*Recorded data*.
********
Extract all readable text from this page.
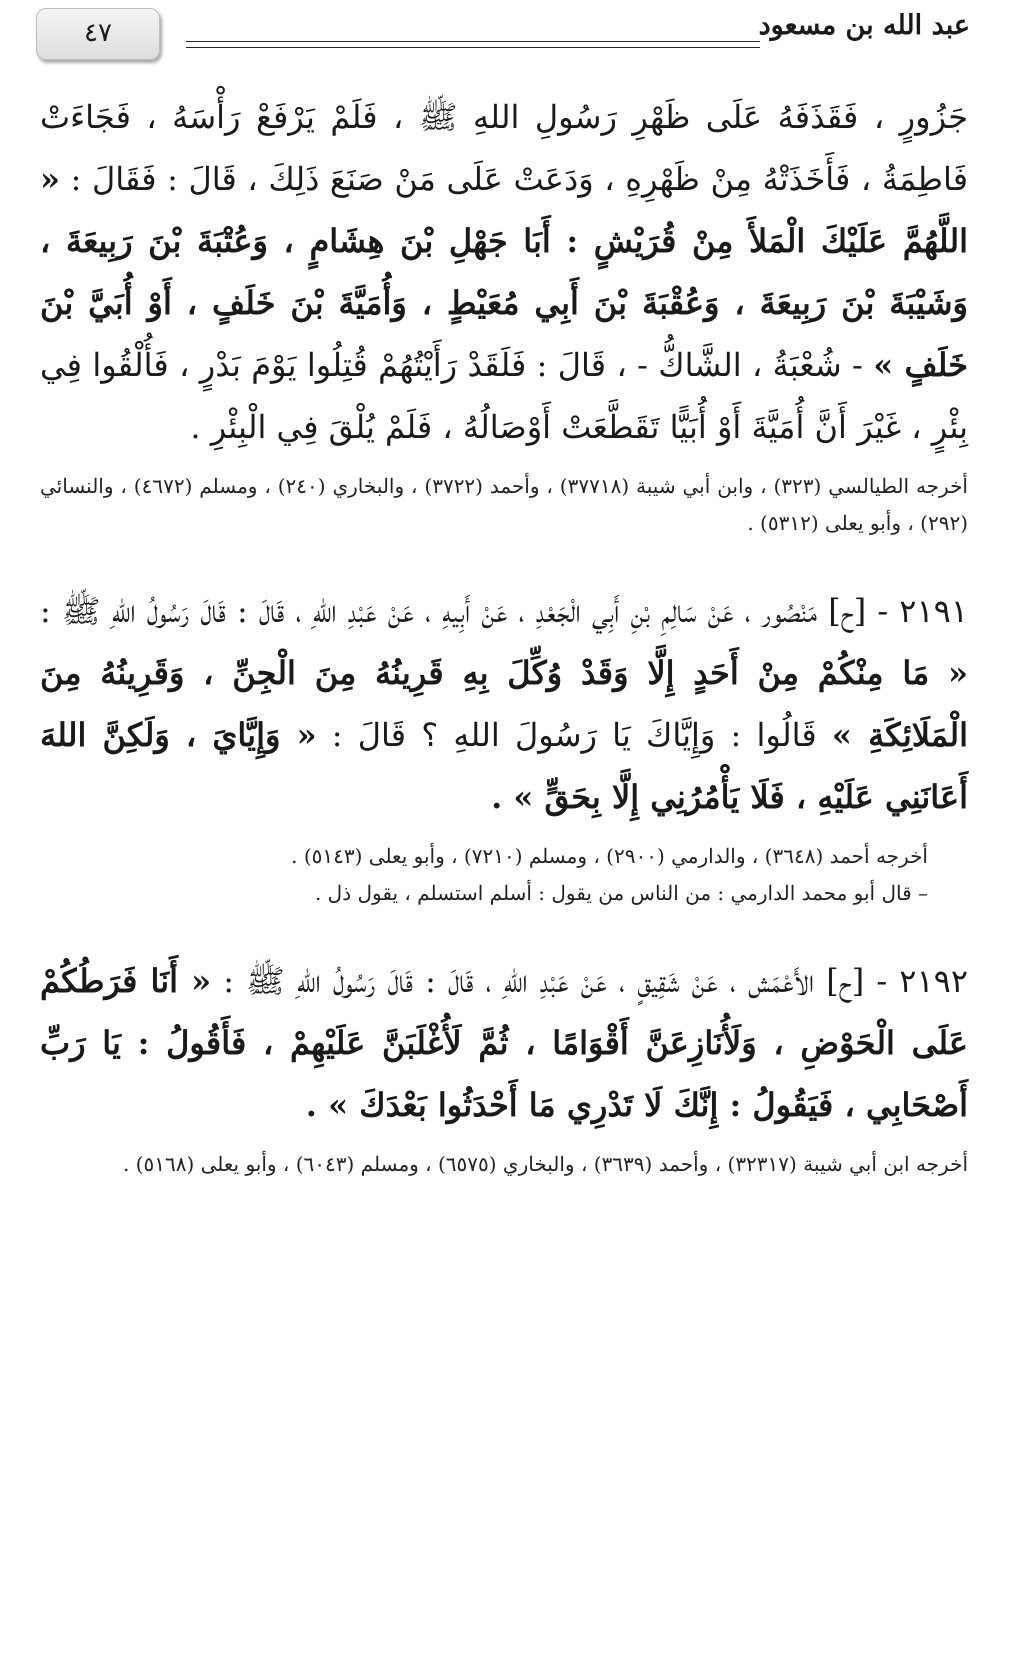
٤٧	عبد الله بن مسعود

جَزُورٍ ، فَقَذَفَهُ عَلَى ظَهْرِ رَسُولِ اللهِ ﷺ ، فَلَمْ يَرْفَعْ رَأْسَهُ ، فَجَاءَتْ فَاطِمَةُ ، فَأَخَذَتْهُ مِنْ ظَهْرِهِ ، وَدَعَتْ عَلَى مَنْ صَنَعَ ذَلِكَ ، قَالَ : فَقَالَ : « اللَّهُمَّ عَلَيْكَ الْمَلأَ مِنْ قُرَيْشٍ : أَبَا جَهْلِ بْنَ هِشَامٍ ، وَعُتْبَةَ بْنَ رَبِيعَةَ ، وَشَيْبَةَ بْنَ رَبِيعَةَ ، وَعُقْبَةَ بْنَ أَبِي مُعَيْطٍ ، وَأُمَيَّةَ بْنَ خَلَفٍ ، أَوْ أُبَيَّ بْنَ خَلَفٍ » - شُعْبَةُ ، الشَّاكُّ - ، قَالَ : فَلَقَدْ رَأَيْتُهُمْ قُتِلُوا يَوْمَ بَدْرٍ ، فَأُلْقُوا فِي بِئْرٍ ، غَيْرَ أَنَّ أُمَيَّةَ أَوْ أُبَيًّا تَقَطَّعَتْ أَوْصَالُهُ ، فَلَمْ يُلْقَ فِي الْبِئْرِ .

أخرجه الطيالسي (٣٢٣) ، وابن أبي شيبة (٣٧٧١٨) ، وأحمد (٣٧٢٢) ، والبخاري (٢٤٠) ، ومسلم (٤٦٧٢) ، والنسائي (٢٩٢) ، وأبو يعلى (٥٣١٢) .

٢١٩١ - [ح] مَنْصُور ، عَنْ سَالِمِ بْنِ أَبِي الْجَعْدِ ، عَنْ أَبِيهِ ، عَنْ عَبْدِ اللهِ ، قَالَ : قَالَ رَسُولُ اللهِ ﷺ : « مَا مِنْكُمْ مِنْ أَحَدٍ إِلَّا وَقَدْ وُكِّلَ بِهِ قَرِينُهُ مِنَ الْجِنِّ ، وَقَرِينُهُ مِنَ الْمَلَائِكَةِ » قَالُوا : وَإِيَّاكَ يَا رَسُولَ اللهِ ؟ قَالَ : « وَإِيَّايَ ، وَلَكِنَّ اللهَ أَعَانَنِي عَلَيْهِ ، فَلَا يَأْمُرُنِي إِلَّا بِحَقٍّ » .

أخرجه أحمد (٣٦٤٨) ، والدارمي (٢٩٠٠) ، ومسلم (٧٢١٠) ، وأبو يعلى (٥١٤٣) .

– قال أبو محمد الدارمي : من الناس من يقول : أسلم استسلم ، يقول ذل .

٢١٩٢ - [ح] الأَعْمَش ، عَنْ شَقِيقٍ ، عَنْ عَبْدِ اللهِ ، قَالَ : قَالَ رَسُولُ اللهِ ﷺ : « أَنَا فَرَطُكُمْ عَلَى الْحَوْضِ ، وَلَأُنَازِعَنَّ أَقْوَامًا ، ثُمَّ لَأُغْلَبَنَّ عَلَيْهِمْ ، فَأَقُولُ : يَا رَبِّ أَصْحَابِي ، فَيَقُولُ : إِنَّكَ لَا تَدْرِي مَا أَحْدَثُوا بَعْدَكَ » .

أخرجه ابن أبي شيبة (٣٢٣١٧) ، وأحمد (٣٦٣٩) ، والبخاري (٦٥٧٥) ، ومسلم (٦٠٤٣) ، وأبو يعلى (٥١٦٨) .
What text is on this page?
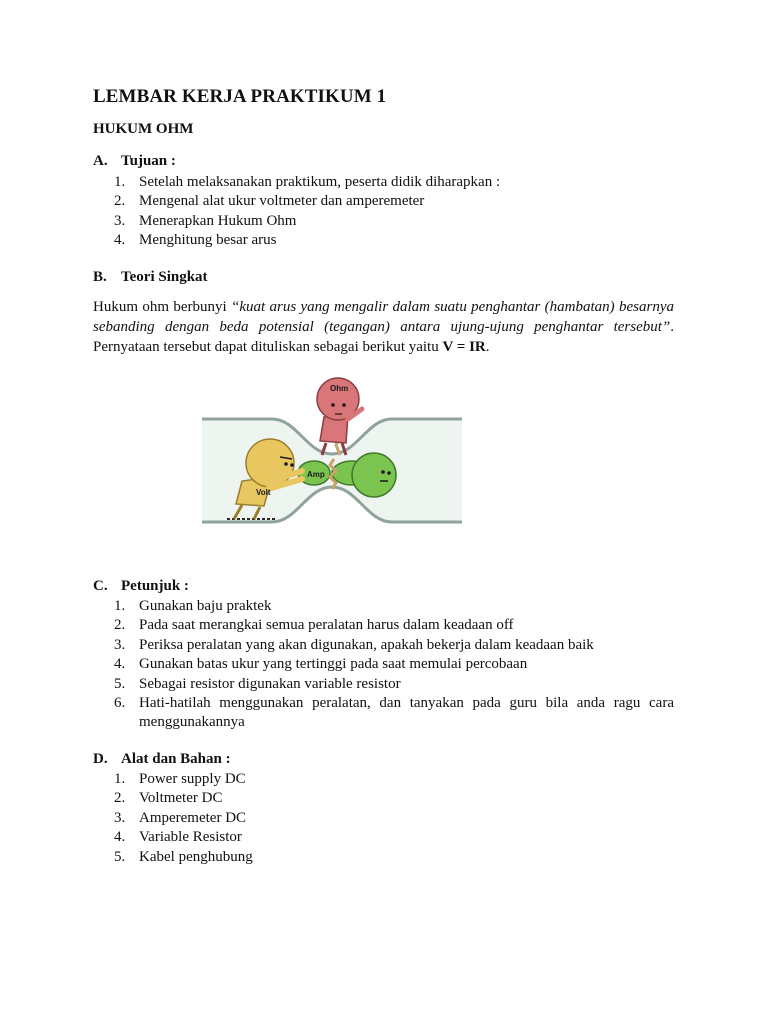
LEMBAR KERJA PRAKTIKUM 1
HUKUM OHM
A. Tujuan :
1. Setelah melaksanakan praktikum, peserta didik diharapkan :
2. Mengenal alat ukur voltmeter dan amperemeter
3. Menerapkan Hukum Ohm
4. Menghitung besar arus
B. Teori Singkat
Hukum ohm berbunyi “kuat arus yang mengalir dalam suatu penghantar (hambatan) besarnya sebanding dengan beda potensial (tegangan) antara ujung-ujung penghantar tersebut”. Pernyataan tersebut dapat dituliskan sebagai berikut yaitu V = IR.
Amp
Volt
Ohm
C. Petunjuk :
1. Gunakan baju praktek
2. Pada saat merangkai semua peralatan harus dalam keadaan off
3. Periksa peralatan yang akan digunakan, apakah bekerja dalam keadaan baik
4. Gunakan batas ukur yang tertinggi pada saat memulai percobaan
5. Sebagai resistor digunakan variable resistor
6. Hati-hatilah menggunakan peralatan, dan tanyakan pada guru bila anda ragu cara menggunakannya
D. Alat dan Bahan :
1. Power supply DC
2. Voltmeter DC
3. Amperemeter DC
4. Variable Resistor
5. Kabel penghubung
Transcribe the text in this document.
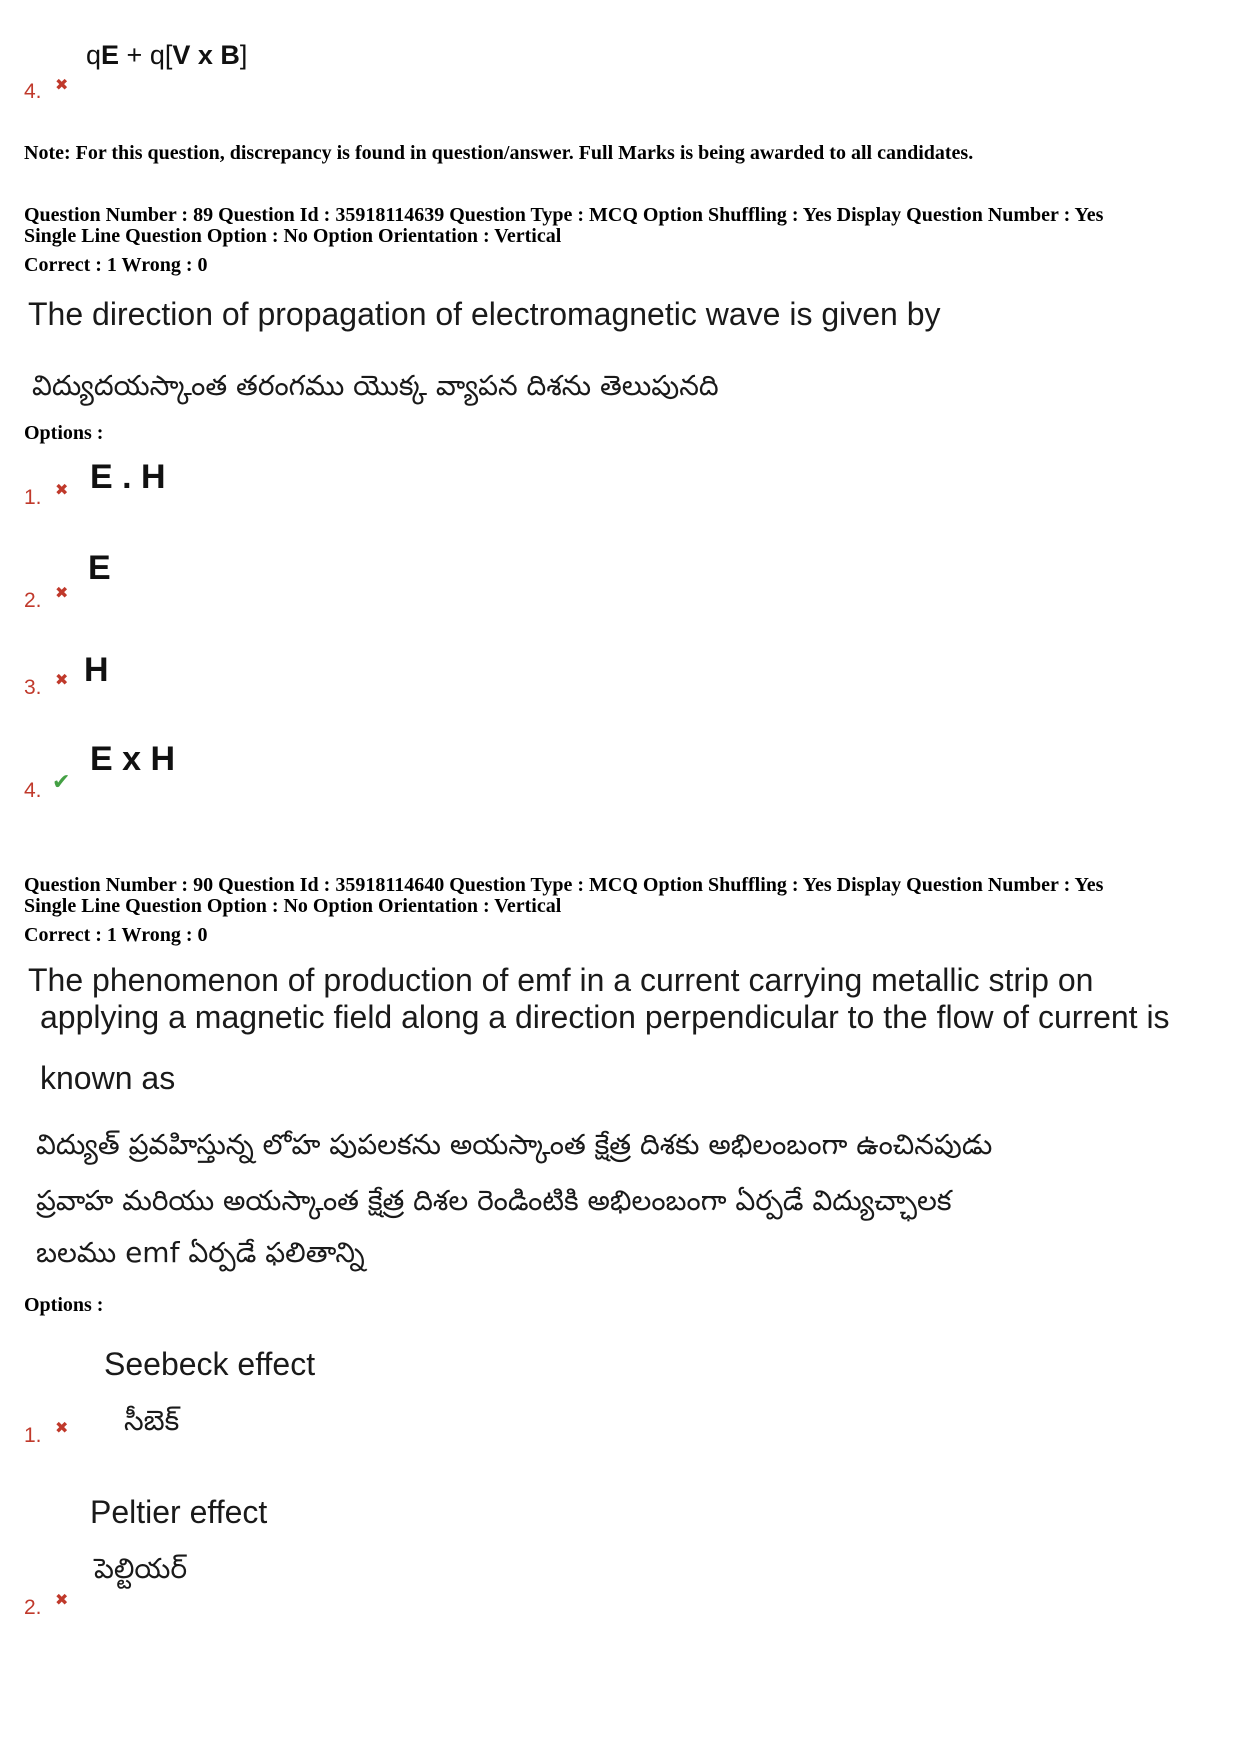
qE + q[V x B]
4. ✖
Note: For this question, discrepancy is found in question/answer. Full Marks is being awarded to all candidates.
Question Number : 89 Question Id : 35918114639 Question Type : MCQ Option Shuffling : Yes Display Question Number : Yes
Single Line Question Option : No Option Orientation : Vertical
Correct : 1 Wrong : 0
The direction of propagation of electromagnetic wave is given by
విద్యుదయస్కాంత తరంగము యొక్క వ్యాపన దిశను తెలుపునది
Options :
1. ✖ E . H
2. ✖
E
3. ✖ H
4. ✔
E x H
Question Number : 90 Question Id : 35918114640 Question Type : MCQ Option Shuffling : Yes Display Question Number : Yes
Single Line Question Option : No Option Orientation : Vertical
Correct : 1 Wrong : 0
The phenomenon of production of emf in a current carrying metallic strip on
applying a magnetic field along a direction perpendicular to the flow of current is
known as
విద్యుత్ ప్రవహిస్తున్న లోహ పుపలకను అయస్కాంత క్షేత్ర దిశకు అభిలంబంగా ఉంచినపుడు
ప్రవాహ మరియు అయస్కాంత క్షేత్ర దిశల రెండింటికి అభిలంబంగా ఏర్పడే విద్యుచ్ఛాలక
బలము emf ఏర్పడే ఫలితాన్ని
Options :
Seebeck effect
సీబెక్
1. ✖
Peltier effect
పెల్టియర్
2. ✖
********
Find the word "يعلى" in the data and show each line that holds it.

أخرجه الطيالسي (٣٢٣) ، وابن أبي شيبة (٣٧٧١٨) ، وأحمد (٣٧٢٢) ، والبخاري (٢٤٠) ، ومسلم (٤٦٧٢) ، والنسائي (٢٩٢) ، وأبو يعلى (٥٣١٢) .
أخرجه أحمد (٣٦٤٨) ، والدارمي (٢٩٠٠) ، ومسلم (٧٢١٠) ، وأبو يعلى (٥١٤٣) .
أخرجه ابن أبي شيبة (٣٢٣١٧) ، وأحمد (٣٦٣٩) ، والبخاري (٦٥٧٥) ، ومسلم (٦٠٤٣) ، وأبو يعلى (٥١٦٨) .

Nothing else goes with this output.